**SELECTED TEXT:**
----------

Another approach suggests that anticipating ball trajectories based on initial metric conditions provides a basis for prediction controlling behaviour [10]. However, this perspective has faced scepticism [11] owing to the complexity of the internal models required to predict projectile motion accurately [6,8,12]. Despite such scepticism, optic variables can eventually specify many properties of the trajectory, such as initial distance [13], landing position [2] and time-to-contact (TTC; [14,15]), enabling anticipatory strategies. Predictive ability is particularly evident in sports such as cricket [16], where players’ anticipatory eye movements are adjusted dynamically for varying conditions [17], highlighting a seamless integration of prediction with online visual input, suggesting an ongoing refinement of predictions [18].
Despite its importance for anticipating trajectories, Earth’s gravitational acceleration, which Gibson [19] and others in the direct-perception tradition [2] recognize as a key environmental reference, is still not explicitly considered in these models. This omission somehow overlooks the substantial influence gravity exerts on the trajectory of optic variables, reflecting a gap in how existing models account for environmental constants.

----------

**LISTED ENTRIES:**

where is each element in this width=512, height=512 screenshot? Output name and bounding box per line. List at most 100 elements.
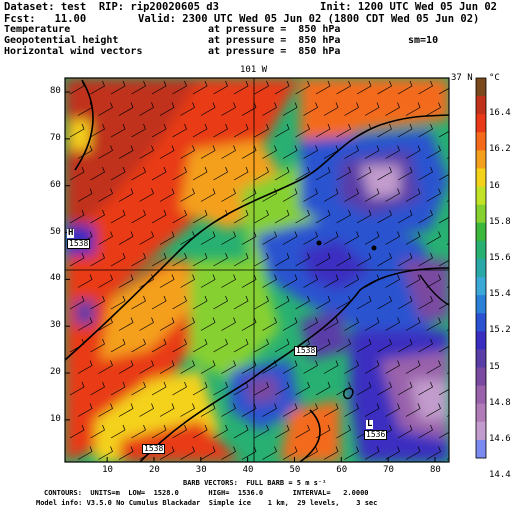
wind-barb: [159, 317, 175, 331]
wind-barb: [180, 102, 195, 116]
wind-barb: [69, 80, 85, 95]
wind-barb: [139, 274, 154, 288]
colorbar-label: 15.8: [489, 216, 511, 227]
wind-barb: [131, 424, 146, 439]
wind-barb: [397, 209, 413, 224]
wind-barb: [418, 295, 433, 310]
wind-barb: [274, 381, 290, 396]
wind-barb: [98, 102, 113, 116]
contour-label-1: 1538: [67, 239, 91, 249]
wind-barb: [139, 403, 154, 417]
y-tick-label: 70: [50, 132, 61, 143]
wind-barb: [405, 317, 421, 331]
wind-barb: [344, 360, 359, 374]
colorbar-swatch: [476, 96, 486, 115]
wind-barb: [139, 360, 154, 374]
wind-barb: [295, 123, 310, 138]
wind-barb: [110, 166, 126, 181]
wind-barb: [77, 274, 93, 288]
wind-barb: [118, 317, 134, 331]
wind-barb: [110, 209, 126, 224]
wind-barb: [323, 446, 339, 460]
wind-barb: [221, 317, 236, 331]
wind-barb: [98, 231, 113, 245]
wind-barb: [139, 231, 154, 245]
wind-barb: [77, 360, 93, 374]
wind-barb: [69, 338, 85, 353]
wind-barb: [282, 145, 298, 159]
wind-barb: [356, 381, 372, 396]
wind-barb: [118, 231, 134, 245]
colorbar-swatch: [476, 349, 486, 369]
wind-barb: [262, 403, 277, 417]
colorbar-unit: °C: [489, 73, 500, 83]
wind-barb: [274, 424, 290, 439]
wind-barb: [262, 145, 277, 159]
wind-barb: [364, 403, 380, 417]
wind-barb: [364, 102, 380, 116]
colorbar: [475, 77, 487, 459]
wind-barb: [172, 123, 187, 138]
wind-barb: [77, 446, 93, 460]
contour-legend: CONTOURS: UNITS=m LOW= 1528.0 HIGH= 1536…: [44, 489, 369, 497]
wind-barb: [274, 338, 290, 353]
wind-barb: [364, 231, 380, 245]
wind-barb: [69, 166, 85, 181]
wind-barb: [426, 231, 441, 245]
wind-barb: [295, 166, 310, 181]
wind-barb: [274, 166, 290, 181]
wind-barb: [254, 123, 269, 138]
wind-barb: [213, 338, 228, 353]
wind-barb: [221, 188, 236, 202]
wind-barb: [159, 102, 175, 116]
wind-barb: [356, 166, 372, 181]
wind-barb: [233, 166, 249, 181]
wind-barb: [438, 388, 449, 396]
colorbar-frame: [475, 77, 487, 459]
wind-barb: [315, 80, 331, 95]
wind-barb: [315, 424, 331, 439]
wind-barb: [303, 145, 318, 159]
wind-barbs: [69, 80, 449, 460]
wind-barb: [274, 123, 290, 138]
wind-barb: [77, 188, 93, 202]
wind-barb: [131, 80, 146, 95]
wind-barb: [254, 381, 269, 396]
wind-barb: [139, 188, 154, 202]
wind-barb: [221, 231, 236, 245]
wind-barb: [110, 252, 126, 267]
wind-barb: [254, 166, 269, 181]
longitude-label: 101 W: [240, 65, 268, 75]
wind-barb: [254, 338, 269, 353]
wind-barb: [418, 252, 433, 267]
wind-barb: [282, 403, 298, 417]
wind-barb: [364, 446, 380, 460]
init-label: Init: 1200 UTC Wed 05 Jun 02: [320, 1, 498, 13]
wind-barb: [295, 381, 310, 396]
x-tick-label: 10: [102, 465, 113, 475]
wind-barb: [131, 209, 146, 224]
wind-barb: [151, 424, 167, 439]
wind-barb: [110, 424, 126, 439]
wind-barb: [241, 274, 257, 288]
valid-label: Valid: 2300 UTC Wed 05 Jun 02 (1800 CDT …: [138, 13, 480, 25]
wind-barb: [192, 209, 208, 224]
wind-barb: [159, 274, 175, 288]
wind-barb: [295, 295, 310, 310]
wind-barb: [364, 360, 380, 374]
wind-barb: [110, 80, 126, 95]
wind-barb: [418, 80, 433, 95]
wind-barb: [315, 166, 331, 181]
colorbar-swatch: [476, 150, 486, 169]
wind-barb: [356, 295, 372, 310]
wind-barb: [118, 446, 134, 460]
wind-barb: [344, 317, 359, 331]
wind-barb: [336, 381, 351, 396]
wind-barb: [438, 130, 449, 138]
wind-barb: [110, 338, 126, 353]
wind-barb: [90, 424, 105, 439]
high-marker: H: [67, 228, 75, 238]
wind-barb: [405, 274, 421, 288]
wind-barb: [139, 145, 154, 159]
field3-level: at pressure = 850 hPa: [208, 46, 341, 57]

----------

**WHAT IS NEEDED:**
Pick up the passage on anticipating ball trajectories after its last sentence and carry it on. None of the items above matter here.

**EXERCISE ANSWER:**
Here, we demonstrate that by integrating optic variables with known constants such as gravity and physical size of the ball, we can accurately predict when and where a ball will land relative to an actor. Furthermore, the same model can be used to update these predictions to guide the outfielder to the landing position by integrating the ongoing predictions into a simple controller. In our experiment, we used immersive virtual reality (VR; see figure 1 and §2) to manipulate ball size and gravitational acceleration, introducing values that deviated from the expected ones. Assuming that people use Earth’s gravity as a prior [20], the model predicts specific paths for the different simulated gravity values, which are qualitatively distinguishable from paths predicted by previous models using optic variables alone in the same conditions. The proposed model can predict the empirical trajectories and provide a very good account of the observed actor’s kinematics, an aspect that some previous models [21] have failed to predict.
Methods
Participants
2.1.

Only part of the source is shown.